[SET TASKS]
A – Transcribe the St. Kosmas monastery text from "A minor variance" up to and including "no appeals filed.".
B – In the St. Kosmas monastery text, what will connect the place of worship and the residence?
C – Summarize the St. Kosmas monastery text in two sentences.

St. Kosmas Aitolos Greek Orthodox Monastery: Approval for Phase 3 – Monastery Building and Additions (2010)


Ta Skedia

The owner has filed a site plan development application to facilitate the construction of a new 2 storey residence for St. Kosmas to replace the existing monastery residence which is proposed to be demolished (574 m2  or 6179 square feet) in order to provide for sufficiently sized living quarters for the existing sisters as well as provide guest rooms for travelling bishops, priests and nuns. The new residence would have a total gross floor area of 1788 m (19,250 square feet). A front entrance feature is proposed to be added to the existing place of worship
consisting of 87.37 m2 or 940 square feet.  The place of worship and residence will be connected through a basement corridor. Within the cluster of buildings a stand alone monastic prayer building is also proposed (70.95 m2 or 764 square feet). These buildings will be located  approximately 470 metres from the Caledon-King Townline Road.  Since the existing septic system was upgraded in recent years there is no proposal to make any changes to the system as the daily use of the residence cannot exceed 4500L/day.

St. Kosmas Monastery

A minor variance was obtained by the owner to reduce the front’ yard minimum from 480 metres to 470 metres to permit the construction of the monastery residence in February of 2010 with no appeals filed.

5.6 Discussion

5.6.1   Replacement Dwelling
The proposed monastery will replace a current dwelling on the property which is currently being utilized as a residence for the sisters; however the size does not accommodate their current or future needs. When the new monastery was originally proposed as part of the overall master plan for the site it was to be located in the same general location of the current residence. The owner is proposing to complete the overall site development with the construction of a monastery originally outlined in the master plan for the property except for a future cemetery. The proposal is for a replacement dwelling as well as a small expansion to the place of worship and the construction of ·a prayer building. The overall design of the monastery is to resemble a large country estate home and not to appear institutional in anyway in order to achieve the intent of the official plan amendment for the property.

[DATA LINES]
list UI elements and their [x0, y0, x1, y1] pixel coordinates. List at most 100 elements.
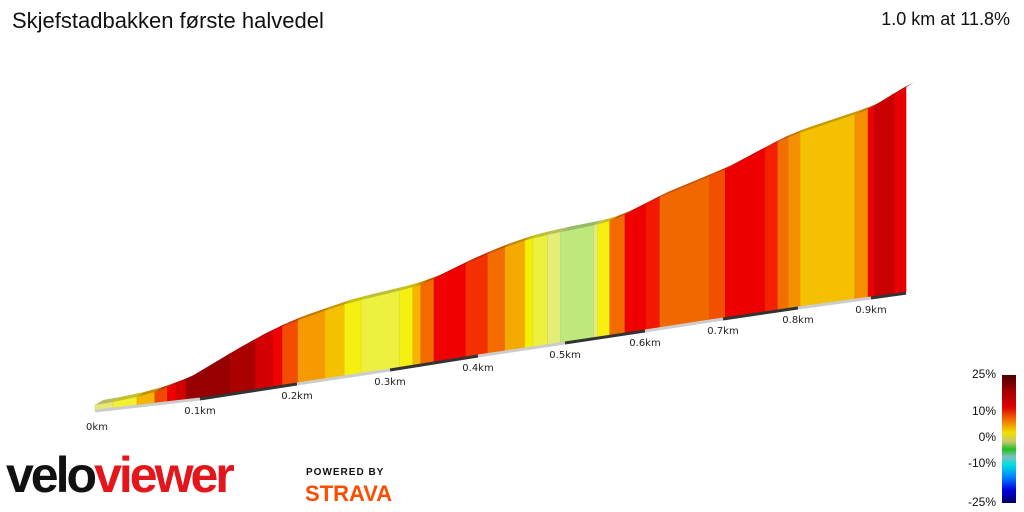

[EXPECTED RESPONSES]
A –
A minor variance was obtained by the owner to reduce the front’ yard minimum from 480 metres to 470 metres to permit the construction of the monastery residence in February of 2010 with no appeals filed.

B – A basement corridor.

C – The owner of St. Kosmas has applied to replace the existing monastery residence, which is too small for the sisters' current or future needs, with a new two-story residence that also provides guest rooms for traveling bishops, priests and nuns. The plan also adds a front entrance feature to the existing place of worship and a stand-alone prayer building, and the monastery is designed to resemble a large country estate home rather than appear institutional.